Given instruction:
State the number of lines that hold the string "枚硬币的厚度", with nothing added.

Records shown:
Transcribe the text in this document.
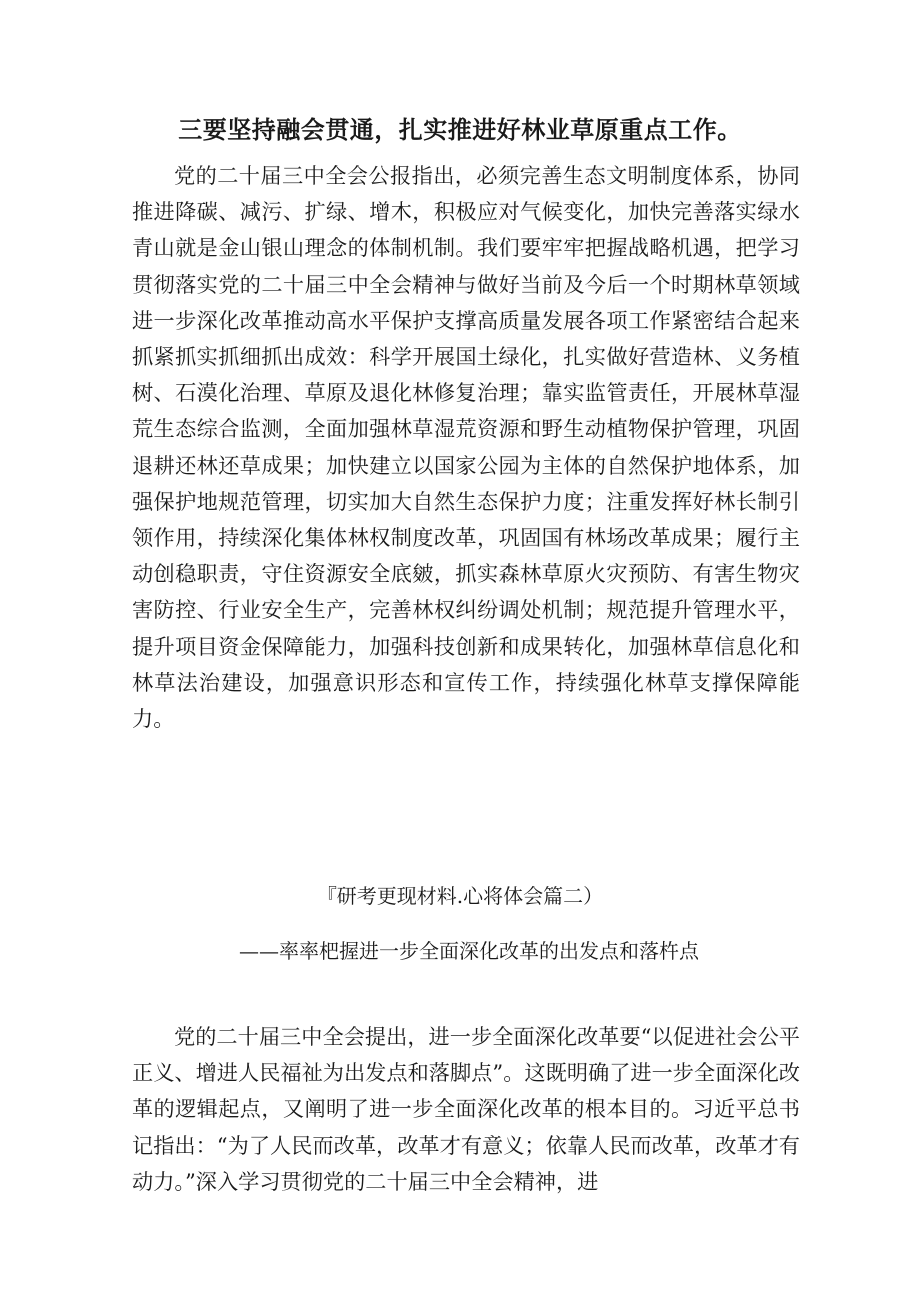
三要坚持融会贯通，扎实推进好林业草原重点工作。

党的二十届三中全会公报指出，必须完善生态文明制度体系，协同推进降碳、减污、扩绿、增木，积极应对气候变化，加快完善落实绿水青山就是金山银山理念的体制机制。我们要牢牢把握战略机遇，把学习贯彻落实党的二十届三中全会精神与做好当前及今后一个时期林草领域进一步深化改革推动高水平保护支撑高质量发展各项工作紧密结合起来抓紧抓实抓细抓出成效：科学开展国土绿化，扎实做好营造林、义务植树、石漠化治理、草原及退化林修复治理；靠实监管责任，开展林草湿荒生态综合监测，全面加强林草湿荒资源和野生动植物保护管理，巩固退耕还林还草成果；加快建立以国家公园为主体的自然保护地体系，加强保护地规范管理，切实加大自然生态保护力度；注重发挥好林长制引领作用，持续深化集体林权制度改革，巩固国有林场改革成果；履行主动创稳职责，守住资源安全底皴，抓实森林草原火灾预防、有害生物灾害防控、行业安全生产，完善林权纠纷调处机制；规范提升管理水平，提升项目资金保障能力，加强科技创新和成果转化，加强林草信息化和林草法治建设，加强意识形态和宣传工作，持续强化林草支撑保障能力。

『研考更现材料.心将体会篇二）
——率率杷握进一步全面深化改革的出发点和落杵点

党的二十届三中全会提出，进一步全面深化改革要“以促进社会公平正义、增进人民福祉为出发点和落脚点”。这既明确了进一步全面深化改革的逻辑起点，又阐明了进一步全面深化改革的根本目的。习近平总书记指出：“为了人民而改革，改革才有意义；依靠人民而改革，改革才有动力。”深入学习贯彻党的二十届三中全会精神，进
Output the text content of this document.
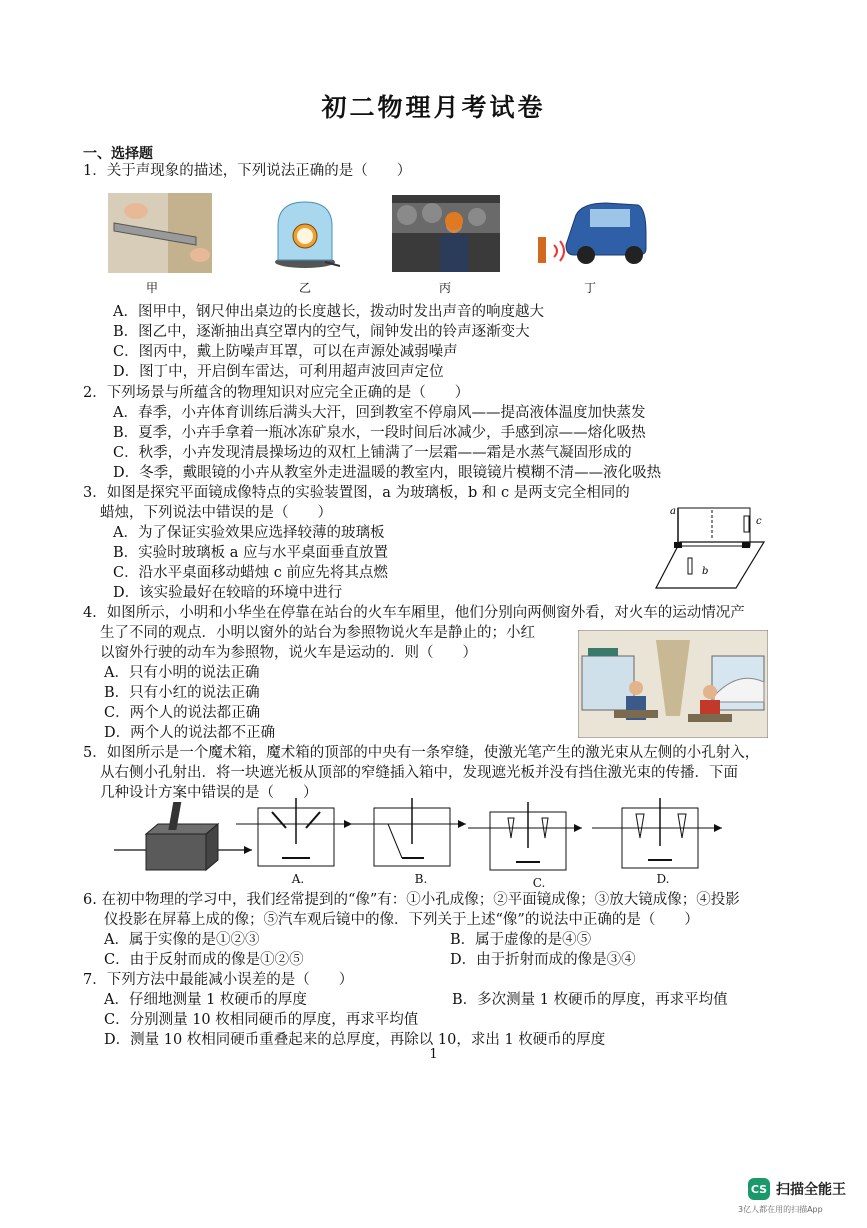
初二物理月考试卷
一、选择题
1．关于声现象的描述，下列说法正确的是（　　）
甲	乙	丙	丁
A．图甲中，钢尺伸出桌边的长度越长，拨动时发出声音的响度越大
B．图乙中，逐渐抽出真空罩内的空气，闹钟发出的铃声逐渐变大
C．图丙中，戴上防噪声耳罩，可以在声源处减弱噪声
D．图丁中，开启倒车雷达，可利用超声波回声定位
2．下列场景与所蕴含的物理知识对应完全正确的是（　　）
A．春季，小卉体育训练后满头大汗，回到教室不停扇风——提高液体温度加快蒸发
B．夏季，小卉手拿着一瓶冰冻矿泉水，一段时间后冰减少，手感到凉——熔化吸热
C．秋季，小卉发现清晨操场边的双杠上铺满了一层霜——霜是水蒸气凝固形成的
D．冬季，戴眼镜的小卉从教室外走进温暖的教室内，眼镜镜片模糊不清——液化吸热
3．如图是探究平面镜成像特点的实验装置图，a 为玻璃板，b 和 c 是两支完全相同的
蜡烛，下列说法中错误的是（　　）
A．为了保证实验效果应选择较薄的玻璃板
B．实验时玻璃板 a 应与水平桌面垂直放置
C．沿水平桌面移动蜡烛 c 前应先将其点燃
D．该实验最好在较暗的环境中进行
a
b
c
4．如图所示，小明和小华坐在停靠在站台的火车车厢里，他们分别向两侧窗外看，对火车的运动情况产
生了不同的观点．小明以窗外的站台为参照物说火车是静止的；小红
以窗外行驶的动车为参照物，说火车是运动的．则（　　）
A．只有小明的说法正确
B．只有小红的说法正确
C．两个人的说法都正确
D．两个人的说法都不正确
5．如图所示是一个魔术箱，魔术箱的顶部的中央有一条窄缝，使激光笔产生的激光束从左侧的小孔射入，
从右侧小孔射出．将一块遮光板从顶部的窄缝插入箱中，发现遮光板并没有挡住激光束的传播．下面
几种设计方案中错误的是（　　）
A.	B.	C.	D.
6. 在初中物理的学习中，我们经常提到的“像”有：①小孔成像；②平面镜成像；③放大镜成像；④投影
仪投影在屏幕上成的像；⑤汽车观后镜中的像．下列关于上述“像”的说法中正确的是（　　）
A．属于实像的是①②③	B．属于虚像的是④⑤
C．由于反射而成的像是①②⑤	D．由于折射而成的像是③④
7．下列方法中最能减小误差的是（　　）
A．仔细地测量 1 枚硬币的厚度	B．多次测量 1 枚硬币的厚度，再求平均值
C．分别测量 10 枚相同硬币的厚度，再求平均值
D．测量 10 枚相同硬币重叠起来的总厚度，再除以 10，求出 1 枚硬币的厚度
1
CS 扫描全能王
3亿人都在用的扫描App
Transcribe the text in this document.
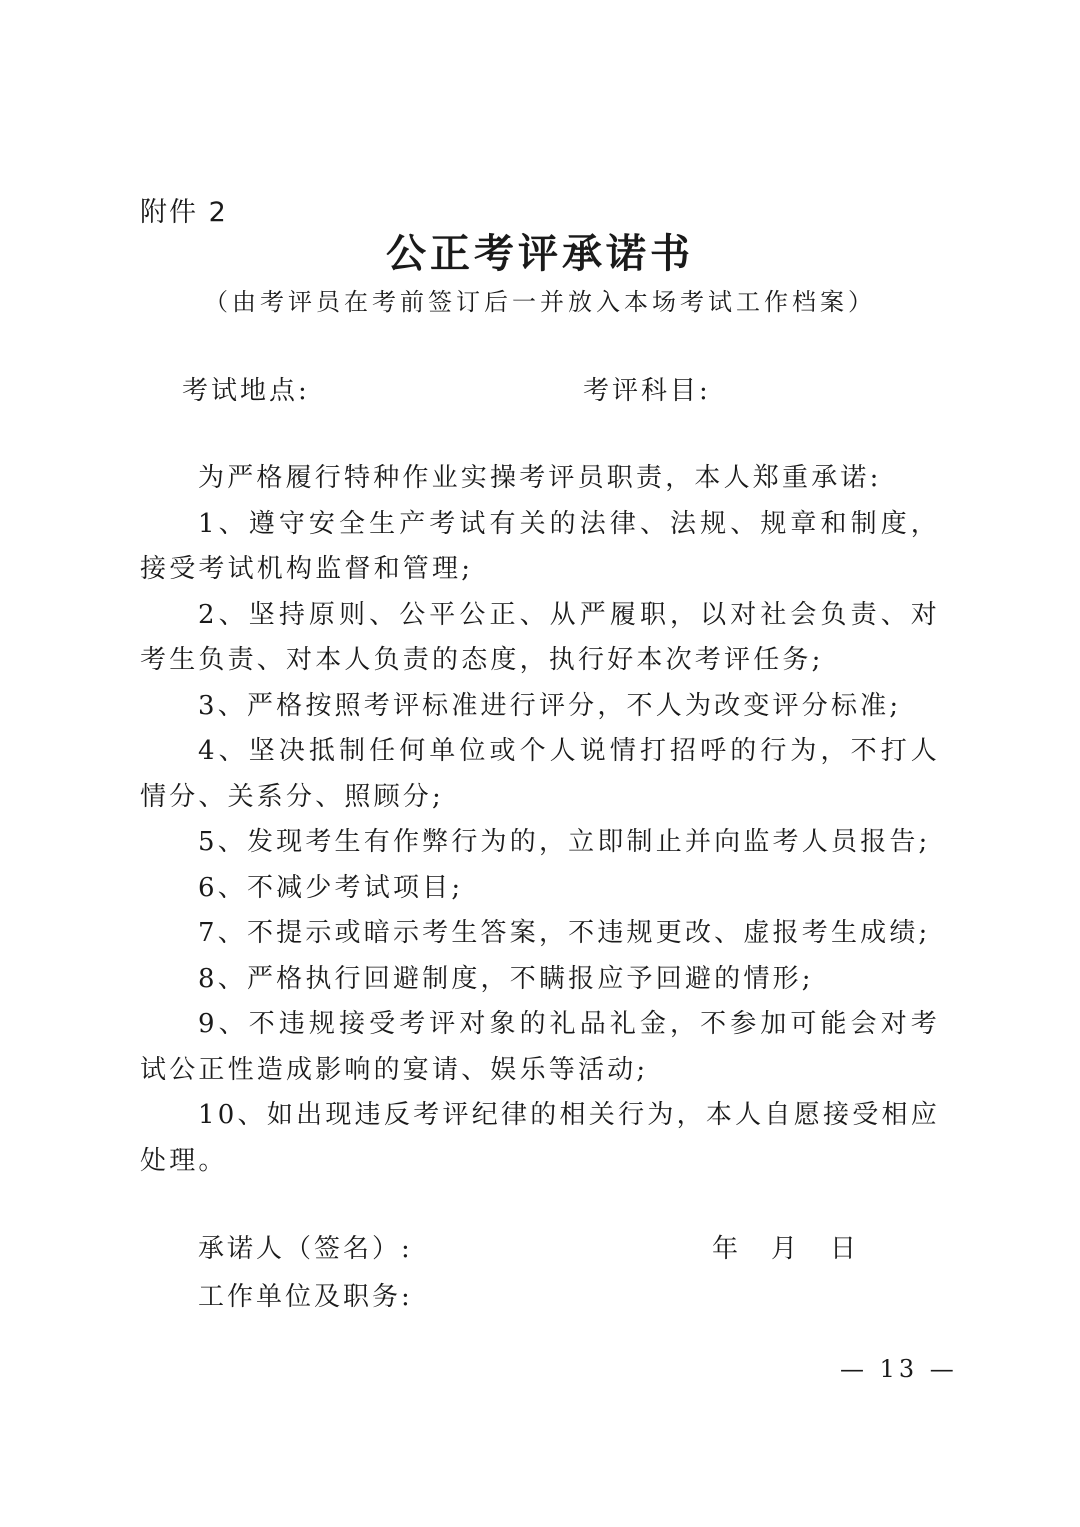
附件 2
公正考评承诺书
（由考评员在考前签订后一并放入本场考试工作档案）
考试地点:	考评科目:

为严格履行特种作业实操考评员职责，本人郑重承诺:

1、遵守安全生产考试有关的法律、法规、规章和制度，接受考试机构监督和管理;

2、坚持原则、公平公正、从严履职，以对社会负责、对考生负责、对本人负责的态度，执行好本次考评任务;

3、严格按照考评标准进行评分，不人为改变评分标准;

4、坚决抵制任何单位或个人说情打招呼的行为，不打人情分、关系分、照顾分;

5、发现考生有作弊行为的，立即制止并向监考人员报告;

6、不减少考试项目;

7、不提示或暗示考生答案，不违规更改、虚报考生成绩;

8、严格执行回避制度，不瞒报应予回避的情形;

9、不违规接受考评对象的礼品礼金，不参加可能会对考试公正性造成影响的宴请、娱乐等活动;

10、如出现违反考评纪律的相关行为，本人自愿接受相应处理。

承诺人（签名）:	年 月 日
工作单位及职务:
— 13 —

Problem solution:
2